=== Challenge ===
Pull every line of the entries that has the word "name".

=== Entries ===
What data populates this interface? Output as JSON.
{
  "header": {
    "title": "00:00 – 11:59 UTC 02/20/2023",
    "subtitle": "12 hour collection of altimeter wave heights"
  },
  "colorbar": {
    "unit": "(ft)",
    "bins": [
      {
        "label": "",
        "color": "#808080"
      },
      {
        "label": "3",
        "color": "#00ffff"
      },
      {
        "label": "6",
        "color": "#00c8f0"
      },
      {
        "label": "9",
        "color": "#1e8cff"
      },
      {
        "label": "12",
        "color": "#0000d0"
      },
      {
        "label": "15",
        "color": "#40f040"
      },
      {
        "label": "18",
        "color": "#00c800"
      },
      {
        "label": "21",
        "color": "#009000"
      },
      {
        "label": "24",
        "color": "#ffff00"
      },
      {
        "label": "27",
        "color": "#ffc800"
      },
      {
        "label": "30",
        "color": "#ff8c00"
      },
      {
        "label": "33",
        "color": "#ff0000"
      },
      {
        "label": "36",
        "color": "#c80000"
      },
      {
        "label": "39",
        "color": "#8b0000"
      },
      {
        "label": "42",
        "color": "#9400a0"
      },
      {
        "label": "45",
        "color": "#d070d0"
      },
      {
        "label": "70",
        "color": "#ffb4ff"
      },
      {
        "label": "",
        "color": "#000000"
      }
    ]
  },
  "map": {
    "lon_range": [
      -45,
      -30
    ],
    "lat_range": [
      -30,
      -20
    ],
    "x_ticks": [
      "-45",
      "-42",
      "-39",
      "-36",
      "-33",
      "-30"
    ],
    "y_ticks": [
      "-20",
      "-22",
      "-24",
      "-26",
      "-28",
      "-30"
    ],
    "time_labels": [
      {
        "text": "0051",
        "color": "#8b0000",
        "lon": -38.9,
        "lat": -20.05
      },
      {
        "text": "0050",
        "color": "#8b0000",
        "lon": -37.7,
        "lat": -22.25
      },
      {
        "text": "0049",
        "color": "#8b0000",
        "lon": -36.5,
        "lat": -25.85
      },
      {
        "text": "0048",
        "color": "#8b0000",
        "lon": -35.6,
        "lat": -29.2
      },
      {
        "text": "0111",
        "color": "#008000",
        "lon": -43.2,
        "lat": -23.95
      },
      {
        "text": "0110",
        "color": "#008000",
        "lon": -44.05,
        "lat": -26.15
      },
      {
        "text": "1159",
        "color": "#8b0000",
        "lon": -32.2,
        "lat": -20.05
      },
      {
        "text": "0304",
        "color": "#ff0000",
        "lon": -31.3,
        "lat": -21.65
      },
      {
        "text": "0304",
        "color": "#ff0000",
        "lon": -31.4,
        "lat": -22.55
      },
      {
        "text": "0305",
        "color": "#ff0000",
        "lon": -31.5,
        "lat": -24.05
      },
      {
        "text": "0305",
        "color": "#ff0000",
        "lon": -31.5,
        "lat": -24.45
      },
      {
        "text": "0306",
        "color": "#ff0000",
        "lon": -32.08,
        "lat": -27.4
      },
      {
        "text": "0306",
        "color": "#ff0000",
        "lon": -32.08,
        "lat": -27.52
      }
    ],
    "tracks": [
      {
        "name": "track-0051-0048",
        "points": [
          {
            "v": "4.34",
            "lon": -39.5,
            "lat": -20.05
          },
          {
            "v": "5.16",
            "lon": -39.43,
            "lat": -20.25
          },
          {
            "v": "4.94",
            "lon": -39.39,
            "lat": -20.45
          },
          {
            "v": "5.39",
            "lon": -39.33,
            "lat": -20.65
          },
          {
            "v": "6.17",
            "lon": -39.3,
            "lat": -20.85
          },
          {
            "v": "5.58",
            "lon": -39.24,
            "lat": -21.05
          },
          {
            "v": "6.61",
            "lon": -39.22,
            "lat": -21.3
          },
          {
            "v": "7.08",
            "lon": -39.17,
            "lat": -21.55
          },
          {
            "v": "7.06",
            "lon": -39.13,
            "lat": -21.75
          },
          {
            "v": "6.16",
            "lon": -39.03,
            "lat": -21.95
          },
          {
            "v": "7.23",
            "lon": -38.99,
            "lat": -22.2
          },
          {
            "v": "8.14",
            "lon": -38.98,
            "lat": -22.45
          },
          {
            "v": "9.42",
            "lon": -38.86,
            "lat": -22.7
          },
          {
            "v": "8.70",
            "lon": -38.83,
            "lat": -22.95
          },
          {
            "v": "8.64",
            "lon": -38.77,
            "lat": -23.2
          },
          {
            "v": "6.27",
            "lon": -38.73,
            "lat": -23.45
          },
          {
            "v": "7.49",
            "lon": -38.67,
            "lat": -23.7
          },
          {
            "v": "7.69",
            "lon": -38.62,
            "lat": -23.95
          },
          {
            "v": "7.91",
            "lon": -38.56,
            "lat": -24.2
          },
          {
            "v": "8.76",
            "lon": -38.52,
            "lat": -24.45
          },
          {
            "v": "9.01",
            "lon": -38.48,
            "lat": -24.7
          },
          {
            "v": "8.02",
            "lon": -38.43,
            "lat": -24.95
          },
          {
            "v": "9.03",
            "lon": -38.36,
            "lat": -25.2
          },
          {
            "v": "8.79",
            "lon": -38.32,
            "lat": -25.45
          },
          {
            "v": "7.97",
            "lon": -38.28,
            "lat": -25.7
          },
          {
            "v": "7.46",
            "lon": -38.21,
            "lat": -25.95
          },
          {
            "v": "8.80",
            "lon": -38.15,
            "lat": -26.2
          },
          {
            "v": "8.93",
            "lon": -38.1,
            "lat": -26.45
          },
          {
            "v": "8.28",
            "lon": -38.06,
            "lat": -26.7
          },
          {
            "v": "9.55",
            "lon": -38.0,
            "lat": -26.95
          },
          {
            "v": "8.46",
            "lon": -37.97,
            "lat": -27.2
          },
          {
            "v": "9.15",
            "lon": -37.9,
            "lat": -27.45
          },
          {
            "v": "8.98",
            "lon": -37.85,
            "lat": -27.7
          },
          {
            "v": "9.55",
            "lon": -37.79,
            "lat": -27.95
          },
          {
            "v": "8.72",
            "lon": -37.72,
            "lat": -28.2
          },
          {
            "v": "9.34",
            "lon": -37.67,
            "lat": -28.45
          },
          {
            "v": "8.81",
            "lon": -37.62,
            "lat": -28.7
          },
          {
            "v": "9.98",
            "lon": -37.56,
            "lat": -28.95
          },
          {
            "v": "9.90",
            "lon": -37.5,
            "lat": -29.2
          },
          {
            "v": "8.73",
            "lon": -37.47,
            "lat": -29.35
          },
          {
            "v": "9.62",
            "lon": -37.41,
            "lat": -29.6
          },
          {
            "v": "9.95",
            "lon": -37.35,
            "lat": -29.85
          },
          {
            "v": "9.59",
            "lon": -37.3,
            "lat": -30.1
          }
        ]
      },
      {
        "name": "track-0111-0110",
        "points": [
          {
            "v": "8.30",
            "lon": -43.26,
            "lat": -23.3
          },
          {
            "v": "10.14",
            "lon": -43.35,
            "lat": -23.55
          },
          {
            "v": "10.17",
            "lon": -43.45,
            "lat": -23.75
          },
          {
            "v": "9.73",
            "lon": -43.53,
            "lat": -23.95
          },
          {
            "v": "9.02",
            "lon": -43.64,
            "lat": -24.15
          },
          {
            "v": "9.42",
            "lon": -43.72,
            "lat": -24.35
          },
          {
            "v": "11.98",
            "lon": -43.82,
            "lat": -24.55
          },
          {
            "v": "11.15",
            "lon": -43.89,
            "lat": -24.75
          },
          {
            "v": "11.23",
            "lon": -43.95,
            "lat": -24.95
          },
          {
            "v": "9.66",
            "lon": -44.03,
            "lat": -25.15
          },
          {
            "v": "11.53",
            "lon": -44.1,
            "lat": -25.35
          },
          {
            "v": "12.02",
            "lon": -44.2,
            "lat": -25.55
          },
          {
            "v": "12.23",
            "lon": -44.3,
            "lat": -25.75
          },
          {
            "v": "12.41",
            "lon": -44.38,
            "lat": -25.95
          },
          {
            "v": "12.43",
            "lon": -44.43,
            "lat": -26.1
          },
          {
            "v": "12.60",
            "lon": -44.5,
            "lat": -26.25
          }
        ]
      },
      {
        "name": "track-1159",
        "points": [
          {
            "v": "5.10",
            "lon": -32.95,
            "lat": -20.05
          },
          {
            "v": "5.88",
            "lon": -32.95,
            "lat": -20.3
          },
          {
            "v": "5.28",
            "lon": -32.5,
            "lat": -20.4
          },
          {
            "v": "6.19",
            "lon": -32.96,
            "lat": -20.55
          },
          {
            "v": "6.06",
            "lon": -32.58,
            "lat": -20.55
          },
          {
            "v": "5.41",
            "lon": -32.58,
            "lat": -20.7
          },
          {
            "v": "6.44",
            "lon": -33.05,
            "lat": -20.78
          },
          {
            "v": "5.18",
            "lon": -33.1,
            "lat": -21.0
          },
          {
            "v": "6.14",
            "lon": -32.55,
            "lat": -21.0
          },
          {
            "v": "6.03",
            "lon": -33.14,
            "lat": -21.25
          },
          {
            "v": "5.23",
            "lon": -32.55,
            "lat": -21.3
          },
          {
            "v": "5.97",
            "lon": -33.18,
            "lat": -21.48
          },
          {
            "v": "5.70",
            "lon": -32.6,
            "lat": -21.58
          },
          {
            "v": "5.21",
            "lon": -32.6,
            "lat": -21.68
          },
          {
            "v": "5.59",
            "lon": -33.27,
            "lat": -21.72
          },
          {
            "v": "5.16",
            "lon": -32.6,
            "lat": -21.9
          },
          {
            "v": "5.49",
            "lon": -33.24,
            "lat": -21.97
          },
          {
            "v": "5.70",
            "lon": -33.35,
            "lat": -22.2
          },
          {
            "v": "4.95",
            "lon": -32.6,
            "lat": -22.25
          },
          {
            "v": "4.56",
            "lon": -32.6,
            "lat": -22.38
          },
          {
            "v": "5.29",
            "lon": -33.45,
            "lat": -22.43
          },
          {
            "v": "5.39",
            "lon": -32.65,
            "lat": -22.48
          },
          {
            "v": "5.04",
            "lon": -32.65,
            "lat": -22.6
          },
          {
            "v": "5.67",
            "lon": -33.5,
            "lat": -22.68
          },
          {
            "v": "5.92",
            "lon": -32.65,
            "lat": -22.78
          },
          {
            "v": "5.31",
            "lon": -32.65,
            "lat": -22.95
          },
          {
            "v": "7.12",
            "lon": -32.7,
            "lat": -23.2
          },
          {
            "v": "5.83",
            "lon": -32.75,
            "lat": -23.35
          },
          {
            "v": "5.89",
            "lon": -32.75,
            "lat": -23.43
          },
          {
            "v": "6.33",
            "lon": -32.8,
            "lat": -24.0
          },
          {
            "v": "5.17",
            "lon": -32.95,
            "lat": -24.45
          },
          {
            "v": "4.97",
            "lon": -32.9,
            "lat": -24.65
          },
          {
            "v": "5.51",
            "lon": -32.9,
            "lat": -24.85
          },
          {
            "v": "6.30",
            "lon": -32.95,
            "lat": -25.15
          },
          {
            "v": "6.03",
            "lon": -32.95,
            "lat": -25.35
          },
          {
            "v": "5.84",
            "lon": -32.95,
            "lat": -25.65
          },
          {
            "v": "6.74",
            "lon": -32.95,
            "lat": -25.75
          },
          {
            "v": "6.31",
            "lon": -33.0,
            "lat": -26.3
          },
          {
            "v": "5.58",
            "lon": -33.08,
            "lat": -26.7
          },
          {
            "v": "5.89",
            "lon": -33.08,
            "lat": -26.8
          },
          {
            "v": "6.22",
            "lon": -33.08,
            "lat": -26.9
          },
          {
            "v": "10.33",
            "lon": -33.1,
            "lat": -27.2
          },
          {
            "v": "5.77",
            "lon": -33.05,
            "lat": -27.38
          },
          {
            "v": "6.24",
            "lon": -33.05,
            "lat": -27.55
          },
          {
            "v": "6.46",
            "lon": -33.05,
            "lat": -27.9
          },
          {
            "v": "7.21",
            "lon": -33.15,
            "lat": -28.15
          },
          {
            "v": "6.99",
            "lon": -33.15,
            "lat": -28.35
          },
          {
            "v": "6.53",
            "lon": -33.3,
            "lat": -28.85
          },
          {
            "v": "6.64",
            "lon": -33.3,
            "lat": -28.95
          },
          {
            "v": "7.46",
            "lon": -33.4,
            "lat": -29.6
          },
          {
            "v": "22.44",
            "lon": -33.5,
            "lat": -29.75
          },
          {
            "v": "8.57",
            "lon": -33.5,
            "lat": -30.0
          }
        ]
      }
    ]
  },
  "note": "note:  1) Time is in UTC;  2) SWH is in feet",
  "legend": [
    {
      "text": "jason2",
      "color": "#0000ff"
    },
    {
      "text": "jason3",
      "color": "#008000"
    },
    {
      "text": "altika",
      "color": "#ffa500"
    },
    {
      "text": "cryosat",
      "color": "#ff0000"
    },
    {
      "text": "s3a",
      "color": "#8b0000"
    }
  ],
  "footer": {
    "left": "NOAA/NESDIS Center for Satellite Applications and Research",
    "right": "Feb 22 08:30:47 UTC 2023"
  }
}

=== Output for this task ===
        "name": "track-0051-0048",
        "name": "track-0111-0110",
        "name": "track-1159",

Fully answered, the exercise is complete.